Transcribe all the entries word for word, but omit the images.
--- BEGIN ---
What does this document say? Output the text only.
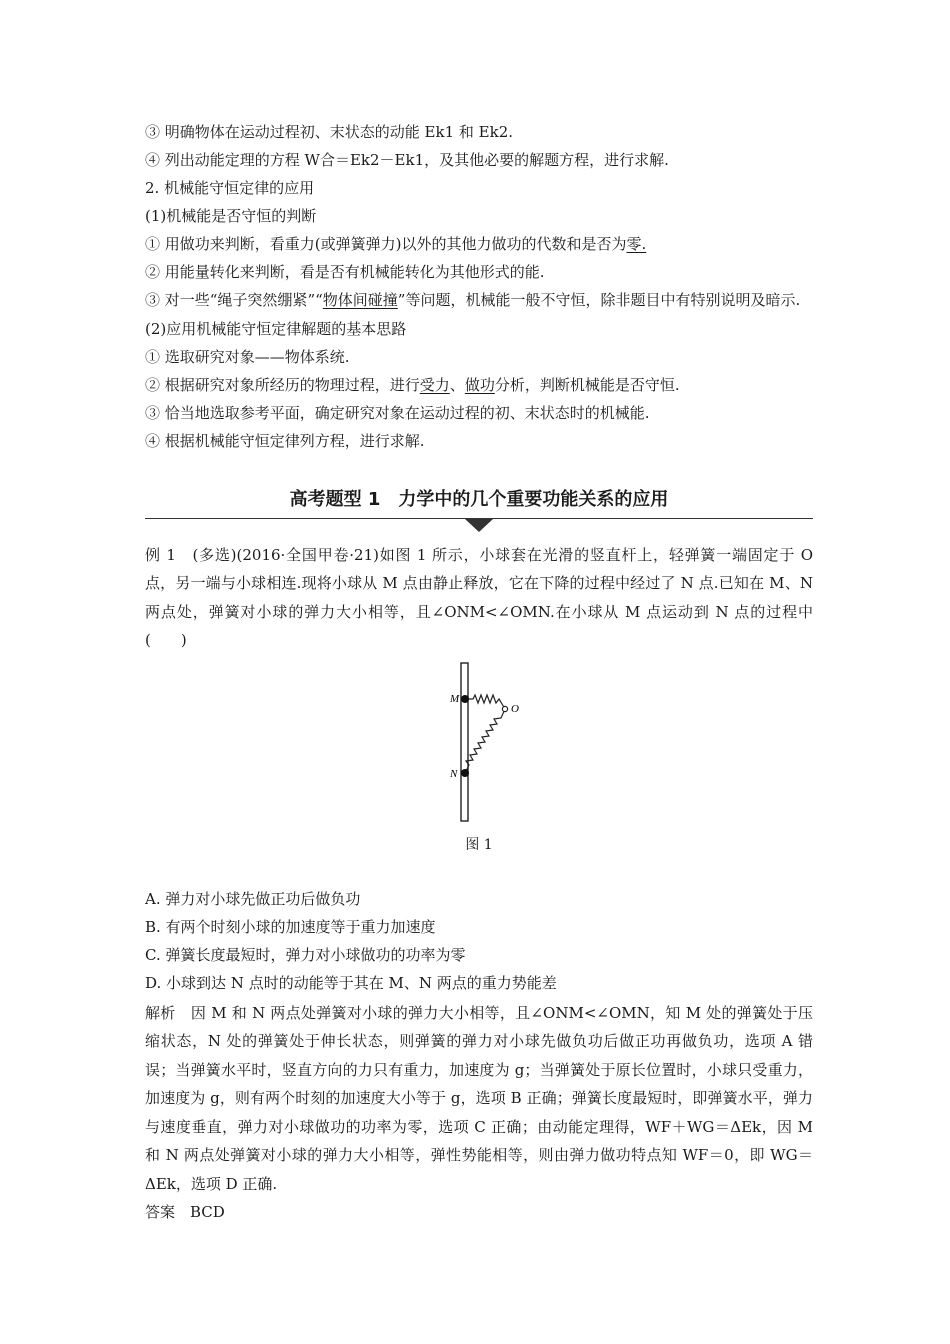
③ 明确物体在运动过程初、末状态的动能 Ek1 和 Ek2.
④ 列出动能定理的方程 W合＝Ek2－Ek1，及其他必要的解题方程，进行求解.
2. 机械能守恒定律的应用
(1)机械能是否守恒的判断
① 用做功来判断，看重力(或弹簧弹力)以外的其他力做功的代数和是否为零.
② 用能量转化来判断，看是否有机械能转化为其他形式的能.
③ 对一些“绳子突然绷紧”“物体间碰撞”等问题，机械能一般不守恒，除非题目中有特别说明及暗示.
(2)应用机械能守恒定律解题的基本思路
① 选取研究对象——物体系统.
② 根据研究对象所经历的物理过程，进行受力、做功分析，判断机械能是否守恒.
③ 恰当地选取参考平面，确定研究对象在运动过程的初、末状态时的机械能.
④ 根据机械能守恒定律列方程，进行求解.
高考题型 1　力学中的几个重要功能关系的应用
例 1　(多选)(2016·全国甲卷·21)如图 1 所示，小球套在光滑的竖直杆上，轻弹簧一端固定于 O 点，另一端与小球相连.现将小球从 M 点由静止释放，它在下降的过程中经过了 N 点.已知在 M、N 两点处，弹簧对小球的弹力大小相等，且∠ONM<∠OMN.在小球从 M 点运动到 N 点的过程中(　　)
M
O
N
图 1
A. 弹力对小球先做正功后做负功
B. 有两个时刻小球的加速度等于重力加速度
C. 弹簧长度最短时，弹力对小球做功的功率为零
D. 小球到达 N 点时的动能等于其在 M、N 两点的重力势能差
解析　因 M 和 N 两点处弹簧对小球的弹力大小相等，且∠ONM<∠OMN，知 M 处的弹簧处于压缩状态，N 处的弹簧处于伸长状态，则弹簧的弹力对小球先做负功后做正功再做负功，选项 A 错误；当弹簧水平时，竖直方向的力只有重力，加速度为 g；当弹簧处于原长位置时，小球只受重力，加速度为 g，则有两个时刻的加速度大小等于 g，选项 B 正确；弹簧长度最短时，即弹簧水平，弹力与速度垂直，弹力对小球做功的功率为零，选项 C 正确；由动能定理得，WF＋WG＝ΔEk，因 M 和 N 两点处弹簧对小球的弹力大小相等，弹性势能相等，则由弹力做功特点知 WF＝0，即 WG＝ΔEk，选项 D 正确.
答案　BCD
--- END ---
Solved problem:
What does this document say? Output the text only.
③ 明确物体在运动过程初、末状态的动能 Ek1 和 Ek2.
④ 列出动能定理的方程 W合＝Ek2－Ek1，及其他必要的解题方程，进行求解.
2. 机械能守恒定律的应用
(1)机械能是否守恒的判断
① 用做功来判断，看重力(或弹簧弹力)以外的其他力做功的代数和是否为零.
② 用能量转化来判断，看是否有机械能转化为其他形式的能.
③ 对一些“绳子突然绷紧”“物体间碰撞”等问题，机械能一般不守恒，除非题目中有特别说明及暗示.
(2)应用机械能守恒定律解题的基本思路
① 选取研究对象——物体系统.
② 根据研究对象所经历的物理过程，进行受力、做功分析，判断机械能是否守恒.
③ 恰当地选取参考平面，确定研究对象在运动过程的初、末状态时的机械能.
④ 根据机械能守恒定律列方程，进行求解.
高考题型 1　力学中的几个重要功能关系的应用
例 1　(多选)(2016·全国甲卷·21)如图 1 所示，小球套在光滑的竖直杆上，轻弹簧一端固定于 O 点，另一端与小球相连.现将小球从 M 点由静止释放，它在下降的过程中经过了 N 点.已知在 M、N 两点处，弹簧对小球的弹力大小相等，且∠ONM<∠OMN.在小球从 M 点运动到 N 点的过程中(　　)
M
O
N
图 1
A. 弹力对小球先做正功后做负功
B. 有两个时刻小球的加速度等于重力加速度
C. 弹簧长度最短时，弹力对小球做功的功率为零
D. 小球到达 N 点时的动能等于其在 M、N 两点的重力势能差
解析　因 M 和 N 两点处弹簧对小球的弹力大小相等，且∠ONM<∠OMN，知 M 处的弹簧处于压缩状态，N 处的弹簧处于伸长状态，则弹簧的弹力对小球先做负功后做正功再做负功，选项 A 错误；当弹簧水平时，竖直方向的力只有重力，加速度为 g；当弹簧处于原长位置时，小球只受重力，加速度为 g，则有两个时刻的加速度大小等于 g，选项 B 正确；弹簧长度最短时，即弹簧水平，弹力与速度垂直，弹力对小球做功的功率为零，选项 C 正确；由动能定理得，WF＋WG＝ΔEk，因 M 和 N 两点处弹簧对小球的弹力大小相等，弹性势能相等，则由弹力做功特点知 WF＝0，即 WG＝ΔEk，选项 D 正确.
答案　BCD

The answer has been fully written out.